[Dataset items]:
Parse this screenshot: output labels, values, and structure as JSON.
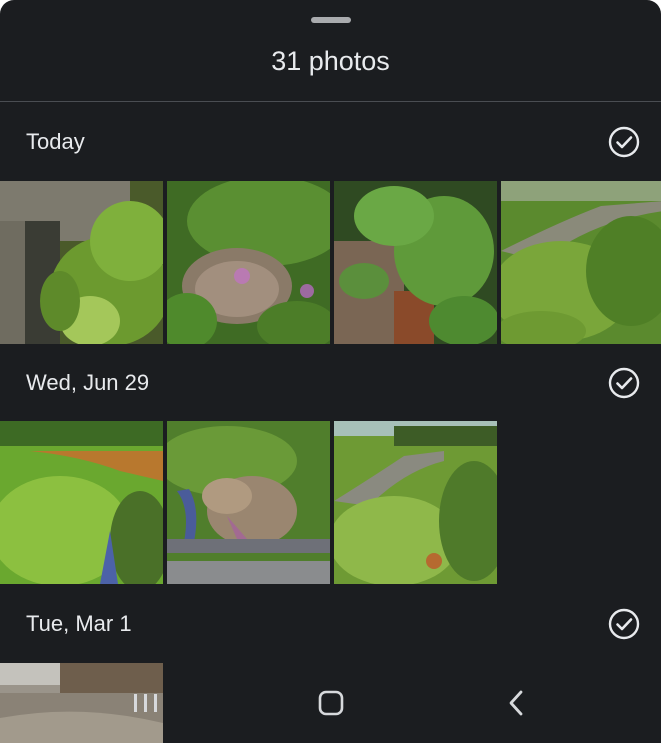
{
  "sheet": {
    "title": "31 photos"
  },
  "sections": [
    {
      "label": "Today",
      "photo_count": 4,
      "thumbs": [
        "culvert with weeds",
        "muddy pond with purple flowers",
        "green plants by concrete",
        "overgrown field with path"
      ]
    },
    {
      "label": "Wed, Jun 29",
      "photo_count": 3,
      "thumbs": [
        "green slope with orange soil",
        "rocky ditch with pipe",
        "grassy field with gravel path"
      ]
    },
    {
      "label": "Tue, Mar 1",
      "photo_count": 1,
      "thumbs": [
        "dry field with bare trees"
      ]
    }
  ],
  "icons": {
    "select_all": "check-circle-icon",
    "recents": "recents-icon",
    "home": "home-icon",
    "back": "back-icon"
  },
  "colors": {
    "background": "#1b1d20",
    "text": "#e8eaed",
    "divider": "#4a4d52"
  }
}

...

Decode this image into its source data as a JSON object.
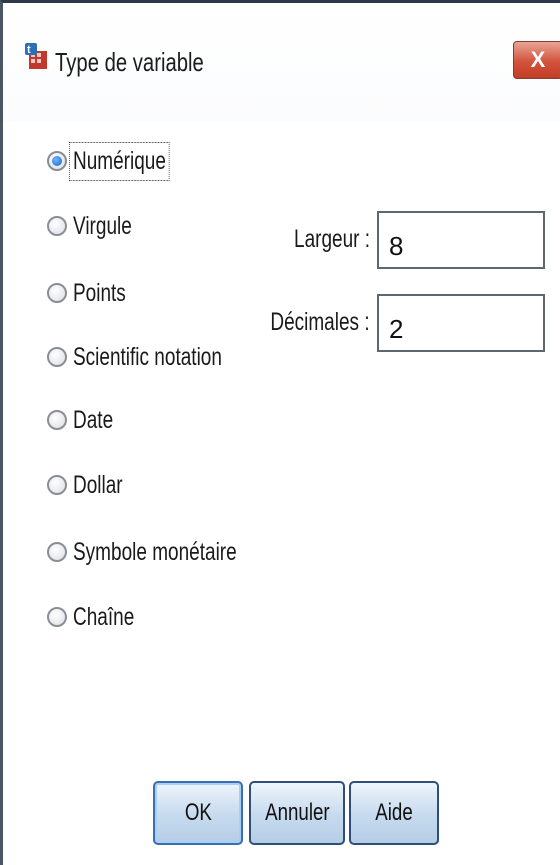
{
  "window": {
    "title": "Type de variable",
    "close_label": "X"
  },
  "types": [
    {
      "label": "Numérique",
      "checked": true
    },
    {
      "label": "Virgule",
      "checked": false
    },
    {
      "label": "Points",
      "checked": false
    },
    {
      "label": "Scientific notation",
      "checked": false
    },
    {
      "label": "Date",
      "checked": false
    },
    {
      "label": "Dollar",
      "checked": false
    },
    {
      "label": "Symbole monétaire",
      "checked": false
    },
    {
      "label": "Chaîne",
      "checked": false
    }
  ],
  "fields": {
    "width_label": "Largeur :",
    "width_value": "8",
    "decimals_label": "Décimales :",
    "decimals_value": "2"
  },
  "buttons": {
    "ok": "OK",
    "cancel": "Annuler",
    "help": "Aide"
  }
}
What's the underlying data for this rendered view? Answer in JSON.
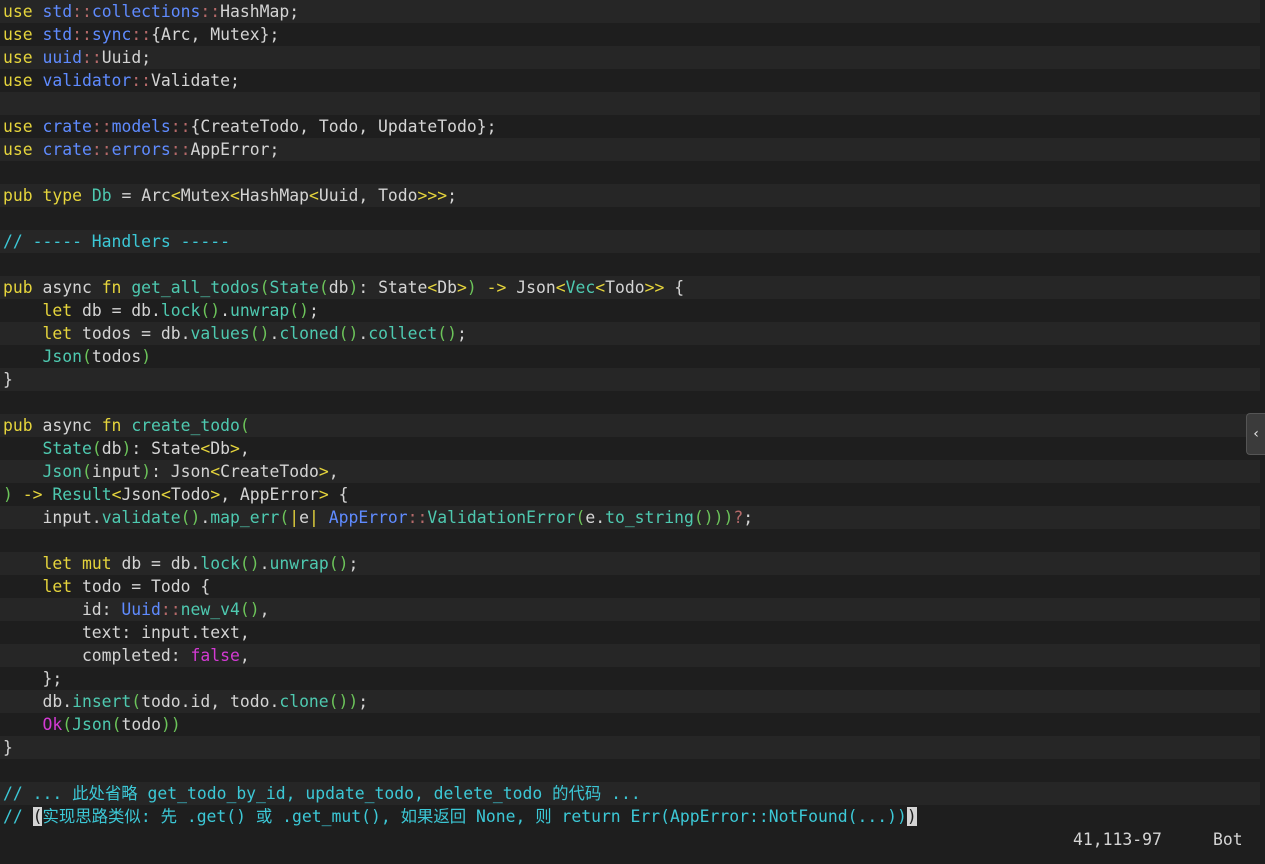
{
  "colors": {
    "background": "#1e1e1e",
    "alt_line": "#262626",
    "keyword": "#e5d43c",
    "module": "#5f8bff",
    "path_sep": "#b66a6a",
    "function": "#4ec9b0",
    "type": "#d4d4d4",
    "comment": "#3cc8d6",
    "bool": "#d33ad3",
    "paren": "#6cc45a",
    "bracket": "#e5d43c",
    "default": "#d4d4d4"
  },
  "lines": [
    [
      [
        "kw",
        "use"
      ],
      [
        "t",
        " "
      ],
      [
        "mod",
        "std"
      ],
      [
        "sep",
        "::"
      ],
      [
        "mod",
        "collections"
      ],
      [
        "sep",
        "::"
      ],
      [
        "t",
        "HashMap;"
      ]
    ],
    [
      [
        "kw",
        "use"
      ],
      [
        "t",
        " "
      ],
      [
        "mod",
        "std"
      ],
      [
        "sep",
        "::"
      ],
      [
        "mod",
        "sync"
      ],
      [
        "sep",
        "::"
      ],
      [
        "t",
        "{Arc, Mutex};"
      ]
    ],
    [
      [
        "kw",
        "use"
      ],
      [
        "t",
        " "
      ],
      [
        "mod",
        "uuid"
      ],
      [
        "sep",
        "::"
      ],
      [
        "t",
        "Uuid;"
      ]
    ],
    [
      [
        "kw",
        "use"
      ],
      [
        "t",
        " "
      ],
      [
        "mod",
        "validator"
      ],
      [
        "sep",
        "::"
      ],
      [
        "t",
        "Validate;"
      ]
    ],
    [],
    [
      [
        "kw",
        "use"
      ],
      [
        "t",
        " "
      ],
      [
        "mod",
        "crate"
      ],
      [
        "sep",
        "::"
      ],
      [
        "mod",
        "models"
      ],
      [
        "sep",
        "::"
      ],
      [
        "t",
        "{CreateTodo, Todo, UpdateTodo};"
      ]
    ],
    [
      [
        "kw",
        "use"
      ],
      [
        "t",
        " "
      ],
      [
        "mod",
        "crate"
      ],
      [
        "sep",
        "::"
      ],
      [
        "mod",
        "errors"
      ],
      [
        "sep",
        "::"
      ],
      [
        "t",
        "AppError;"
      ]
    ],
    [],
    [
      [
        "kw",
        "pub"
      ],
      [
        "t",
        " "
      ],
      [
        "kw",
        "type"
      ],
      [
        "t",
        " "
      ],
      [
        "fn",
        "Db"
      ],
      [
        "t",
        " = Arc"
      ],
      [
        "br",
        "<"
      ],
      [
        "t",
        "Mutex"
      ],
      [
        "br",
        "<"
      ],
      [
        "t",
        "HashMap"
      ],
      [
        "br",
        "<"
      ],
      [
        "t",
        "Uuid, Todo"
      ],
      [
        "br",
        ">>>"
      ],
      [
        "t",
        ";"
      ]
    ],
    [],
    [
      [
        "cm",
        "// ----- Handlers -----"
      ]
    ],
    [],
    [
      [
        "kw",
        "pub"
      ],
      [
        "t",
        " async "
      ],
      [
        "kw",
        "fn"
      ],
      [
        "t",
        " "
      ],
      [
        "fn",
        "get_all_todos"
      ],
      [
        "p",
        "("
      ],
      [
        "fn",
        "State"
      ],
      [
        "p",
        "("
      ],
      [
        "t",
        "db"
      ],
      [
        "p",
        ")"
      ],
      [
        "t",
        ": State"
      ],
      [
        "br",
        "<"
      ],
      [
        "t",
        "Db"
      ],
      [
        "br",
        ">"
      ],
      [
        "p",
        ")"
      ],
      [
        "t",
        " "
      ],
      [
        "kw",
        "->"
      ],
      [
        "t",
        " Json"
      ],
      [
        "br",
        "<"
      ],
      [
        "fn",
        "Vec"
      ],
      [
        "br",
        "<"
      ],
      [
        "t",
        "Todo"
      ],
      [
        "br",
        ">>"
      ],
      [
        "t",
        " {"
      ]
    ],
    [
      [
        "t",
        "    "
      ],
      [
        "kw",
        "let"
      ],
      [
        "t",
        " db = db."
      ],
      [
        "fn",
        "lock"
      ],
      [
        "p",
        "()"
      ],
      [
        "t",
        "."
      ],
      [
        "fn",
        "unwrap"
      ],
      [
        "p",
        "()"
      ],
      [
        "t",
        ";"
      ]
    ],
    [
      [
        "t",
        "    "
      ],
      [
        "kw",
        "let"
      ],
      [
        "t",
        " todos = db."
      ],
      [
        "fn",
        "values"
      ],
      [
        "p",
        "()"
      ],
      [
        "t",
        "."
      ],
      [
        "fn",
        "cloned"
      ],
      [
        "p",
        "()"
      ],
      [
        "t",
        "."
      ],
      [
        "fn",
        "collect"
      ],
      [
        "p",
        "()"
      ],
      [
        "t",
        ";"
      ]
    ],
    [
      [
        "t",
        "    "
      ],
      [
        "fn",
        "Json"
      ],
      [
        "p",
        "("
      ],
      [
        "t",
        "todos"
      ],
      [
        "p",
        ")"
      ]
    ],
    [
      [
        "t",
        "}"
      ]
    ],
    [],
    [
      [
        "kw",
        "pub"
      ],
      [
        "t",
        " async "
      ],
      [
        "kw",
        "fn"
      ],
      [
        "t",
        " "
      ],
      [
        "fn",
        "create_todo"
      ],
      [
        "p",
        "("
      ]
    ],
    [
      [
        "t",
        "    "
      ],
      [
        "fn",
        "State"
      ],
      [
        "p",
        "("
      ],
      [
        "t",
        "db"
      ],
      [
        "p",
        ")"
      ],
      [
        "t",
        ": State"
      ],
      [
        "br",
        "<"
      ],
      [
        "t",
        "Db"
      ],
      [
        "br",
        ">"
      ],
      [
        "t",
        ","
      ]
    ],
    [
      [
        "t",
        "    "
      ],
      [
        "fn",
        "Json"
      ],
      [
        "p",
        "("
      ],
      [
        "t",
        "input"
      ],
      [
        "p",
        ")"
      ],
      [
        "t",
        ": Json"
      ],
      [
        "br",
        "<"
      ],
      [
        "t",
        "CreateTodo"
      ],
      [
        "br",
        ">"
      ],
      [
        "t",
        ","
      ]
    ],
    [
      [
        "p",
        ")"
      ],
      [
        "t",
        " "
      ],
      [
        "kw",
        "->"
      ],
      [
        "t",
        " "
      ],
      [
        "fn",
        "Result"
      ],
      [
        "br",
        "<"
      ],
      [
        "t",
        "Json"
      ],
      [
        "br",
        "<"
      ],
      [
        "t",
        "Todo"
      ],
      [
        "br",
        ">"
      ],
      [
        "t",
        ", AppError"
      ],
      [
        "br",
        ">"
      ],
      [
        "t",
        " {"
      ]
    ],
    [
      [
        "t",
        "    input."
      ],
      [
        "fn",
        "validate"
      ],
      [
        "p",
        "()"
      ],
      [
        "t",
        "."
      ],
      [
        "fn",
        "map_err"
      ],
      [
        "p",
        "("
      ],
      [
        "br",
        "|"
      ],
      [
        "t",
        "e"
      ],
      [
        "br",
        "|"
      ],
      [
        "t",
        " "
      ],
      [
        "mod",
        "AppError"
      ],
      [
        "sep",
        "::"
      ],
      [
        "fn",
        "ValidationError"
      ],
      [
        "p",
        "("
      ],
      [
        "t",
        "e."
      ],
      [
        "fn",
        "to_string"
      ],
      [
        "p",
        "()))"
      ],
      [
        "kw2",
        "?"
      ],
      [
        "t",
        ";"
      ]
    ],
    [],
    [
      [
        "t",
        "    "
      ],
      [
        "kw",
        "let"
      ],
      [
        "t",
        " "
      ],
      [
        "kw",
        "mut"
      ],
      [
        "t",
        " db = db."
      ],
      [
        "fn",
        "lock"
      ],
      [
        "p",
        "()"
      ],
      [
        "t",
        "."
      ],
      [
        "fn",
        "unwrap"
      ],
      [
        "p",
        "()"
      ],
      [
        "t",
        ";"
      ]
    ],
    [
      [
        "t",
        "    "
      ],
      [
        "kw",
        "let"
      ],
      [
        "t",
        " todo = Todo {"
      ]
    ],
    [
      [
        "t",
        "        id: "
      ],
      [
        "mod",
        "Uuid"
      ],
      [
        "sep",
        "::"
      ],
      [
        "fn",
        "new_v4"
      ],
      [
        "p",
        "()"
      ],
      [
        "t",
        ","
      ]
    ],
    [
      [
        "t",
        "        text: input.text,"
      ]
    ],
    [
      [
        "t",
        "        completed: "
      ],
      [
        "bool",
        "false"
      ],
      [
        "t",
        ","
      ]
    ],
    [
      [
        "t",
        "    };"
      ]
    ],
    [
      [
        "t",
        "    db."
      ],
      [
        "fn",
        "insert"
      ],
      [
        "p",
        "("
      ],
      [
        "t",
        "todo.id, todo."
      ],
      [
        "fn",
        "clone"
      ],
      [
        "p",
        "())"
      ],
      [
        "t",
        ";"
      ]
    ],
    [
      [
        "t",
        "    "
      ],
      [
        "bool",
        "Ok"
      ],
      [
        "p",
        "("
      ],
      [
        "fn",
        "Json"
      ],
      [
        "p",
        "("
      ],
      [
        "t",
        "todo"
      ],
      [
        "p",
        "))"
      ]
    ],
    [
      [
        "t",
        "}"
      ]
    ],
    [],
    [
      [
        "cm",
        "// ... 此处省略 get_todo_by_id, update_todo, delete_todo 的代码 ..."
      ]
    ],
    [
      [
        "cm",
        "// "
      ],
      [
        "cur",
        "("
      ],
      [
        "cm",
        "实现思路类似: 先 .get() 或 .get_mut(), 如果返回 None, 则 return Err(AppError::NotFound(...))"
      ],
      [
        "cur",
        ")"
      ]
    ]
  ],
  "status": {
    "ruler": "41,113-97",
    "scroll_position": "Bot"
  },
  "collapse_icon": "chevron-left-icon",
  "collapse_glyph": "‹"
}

[WRITTEN INSTRUCTION]:
Give the count of lines in the listing above that include "values", with no other words.

[TASK RESPONSE]:
2